Document section -
The Power of the Dog is a 2021 Western psychological drama film written and directed by Jane Campion, based on the 1967 novel of the same name by Thomas Savage. The film stars Benedict Cumberbatch, Kirsten Dunst, Jesse Plemons, and Kodi Smit-McPhee. The film deals with themes such as love, grief, resentment, jealousy and sexuality.

The film had its world premiere at the 78th Venice International Film Festival on September 2, 2021, where it received a four-minute standing ovation and Campion was awarded the Silver Lion for Best Direction. It also had Special Presentation screenings at the 2021 Toronto International Film Festival where it was second Runner-up for the People's Choice Award. The film had a limited theatrical release in Australia and New Zealand on November 11, 2021, and in the United Kingdom and in the United States on November 17; it was later released to stream worldwide on Netflix on December 1.

The Power of the Dog received universal critical acclaim for Campion's screenplay and direction, Greenwood's composing score, Wegner's cinematography, editing, visuals, and the performances of Cumberbatch, Smit-McPhee, Plemons and Dunst. It received a leading 12 nominations at the 94th Academy Awards, including Best Picture, Best Director for Campion, Best Actor for Cumberbatch, Best Supporting Actor for both Plemons and Smit-McPhee and Best Supporting Actress for Dunst, and was selected by the American Film Institute as one of its ten Movies of the Year.

Extracted material -
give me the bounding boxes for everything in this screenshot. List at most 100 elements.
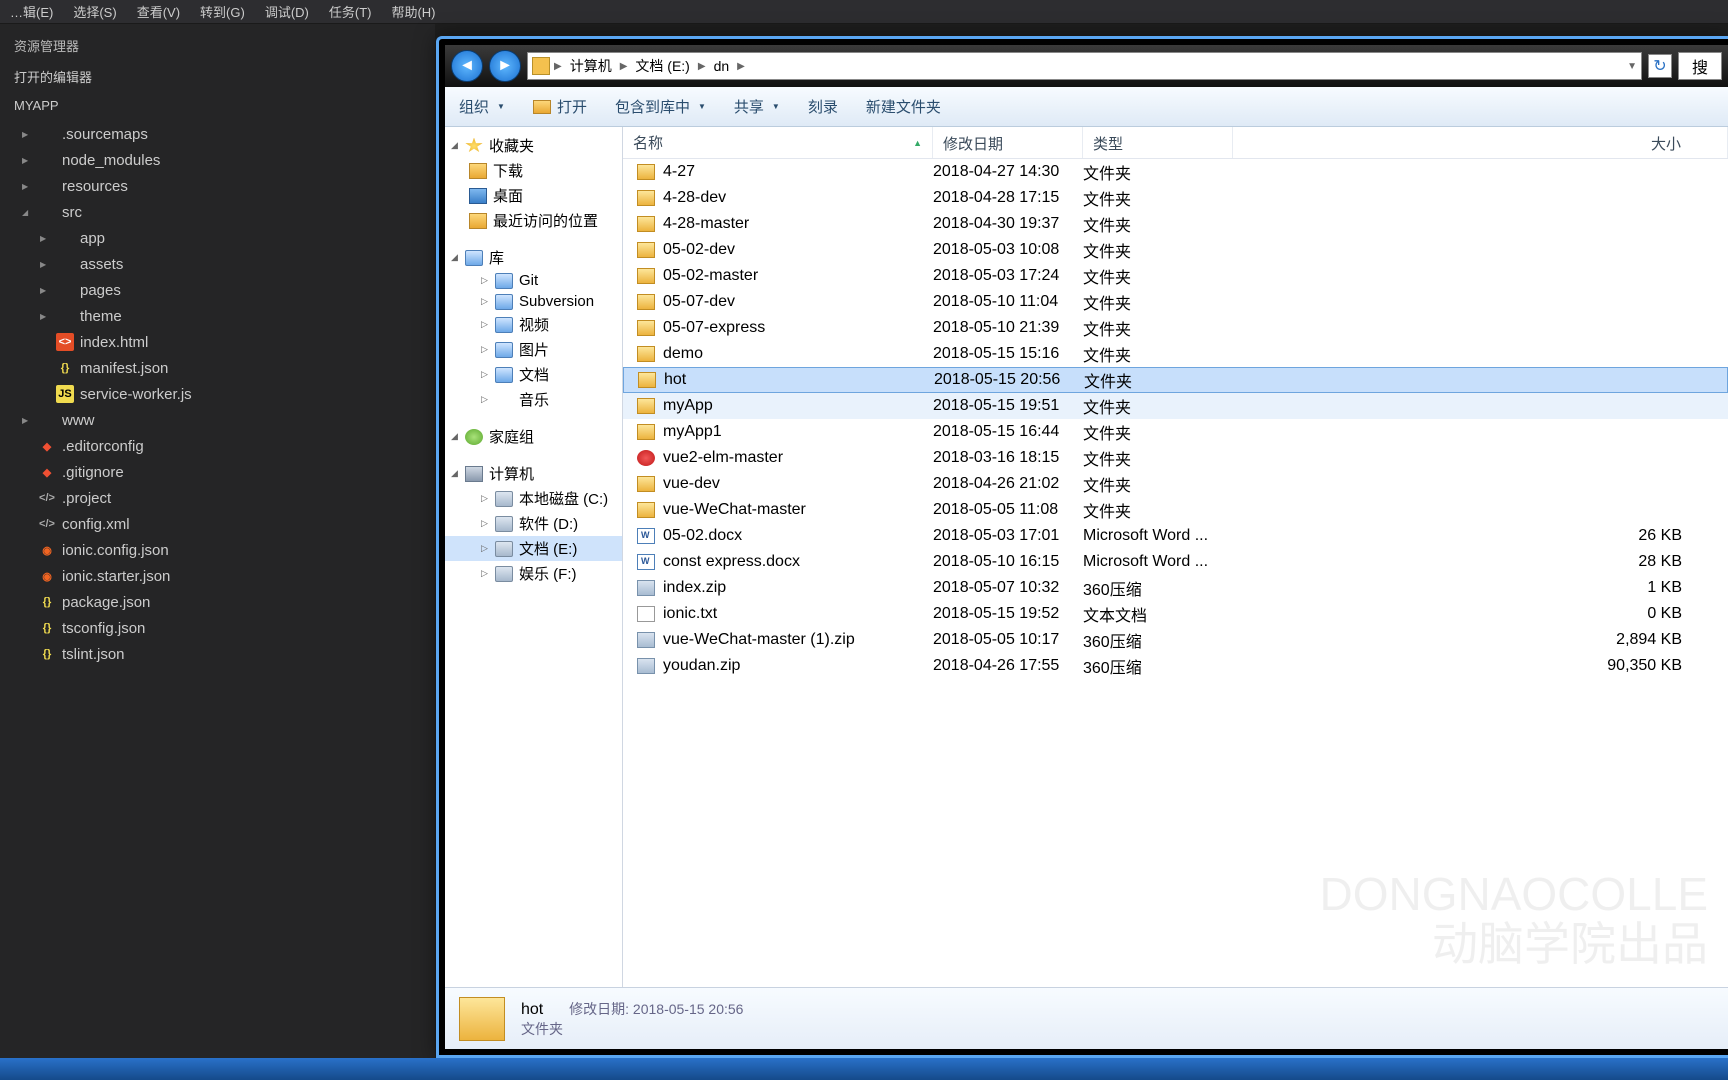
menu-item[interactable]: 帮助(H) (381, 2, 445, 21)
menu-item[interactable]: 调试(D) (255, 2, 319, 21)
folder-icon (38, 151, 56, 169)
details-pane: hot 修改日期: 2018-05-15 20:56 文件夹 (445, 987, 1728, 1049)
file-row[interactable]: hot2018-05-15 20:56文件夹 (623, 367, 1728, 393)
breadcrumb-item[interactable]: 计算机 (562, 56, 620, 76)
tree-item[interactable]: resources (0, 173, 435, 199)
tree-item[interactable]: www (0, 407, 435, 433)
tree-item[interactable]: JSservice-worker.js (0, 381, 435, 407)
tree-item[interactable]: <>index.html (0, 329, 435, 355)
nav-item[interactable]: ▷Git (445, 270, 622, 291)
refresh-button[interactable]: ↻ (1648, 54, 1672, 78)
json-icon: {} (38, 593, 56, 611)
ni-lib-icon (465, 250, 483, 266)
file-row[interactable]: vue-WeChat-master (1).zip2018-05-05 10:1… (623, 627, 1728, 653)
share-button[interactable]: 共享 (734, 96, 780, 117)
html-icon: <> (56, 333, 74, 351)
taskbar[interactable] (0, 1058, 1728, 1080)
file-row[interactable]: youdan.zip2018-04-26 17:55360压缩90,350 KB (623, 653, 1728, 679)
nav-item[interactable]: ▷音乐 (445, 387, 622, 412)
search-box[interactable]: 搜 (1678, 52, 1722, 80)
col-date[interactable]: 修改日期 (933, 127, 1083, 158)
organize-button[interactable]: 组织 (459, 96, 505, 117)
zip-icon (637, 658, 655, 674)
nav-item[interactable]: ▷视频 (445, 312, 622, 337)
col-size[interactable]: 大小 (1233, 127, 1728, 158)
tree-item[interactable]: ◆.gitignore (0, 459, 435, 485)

Prompt 1 -
Using the passage about The Power of the Dog, answer:
(a) Who wrote the 1967 novel the film is based on?
(b) At which festival did the film have its world premiere?
(c) How many nominations did it receive at the 94th Academy Awards?
Prompt 2 -
From the passage about The Power of the Dog, print everything from "The film had its" down to "on December 1.".

Full answer 1 -
(a) Thomas Savage
(b) The 78th Venice International Film Festival
(c) 12

Full answer 2 -
The film had its world premiere at the 78th Venice International Film Festival on September 2, 2021, where it received a four-minute standing ovation and Campion was awarded the Silver Lion for Best Direction. It also had Special Presentation screenings at the 2021 Toronto International Film Festival where it was second Runner-up for the People's Choice Award. The film had a limited theatrical release in Australia and New Zealand on November 11, 2021, and in the United Kingdom and in the United States on November 17; it was later released to stream worldwide on Netflix on December 1.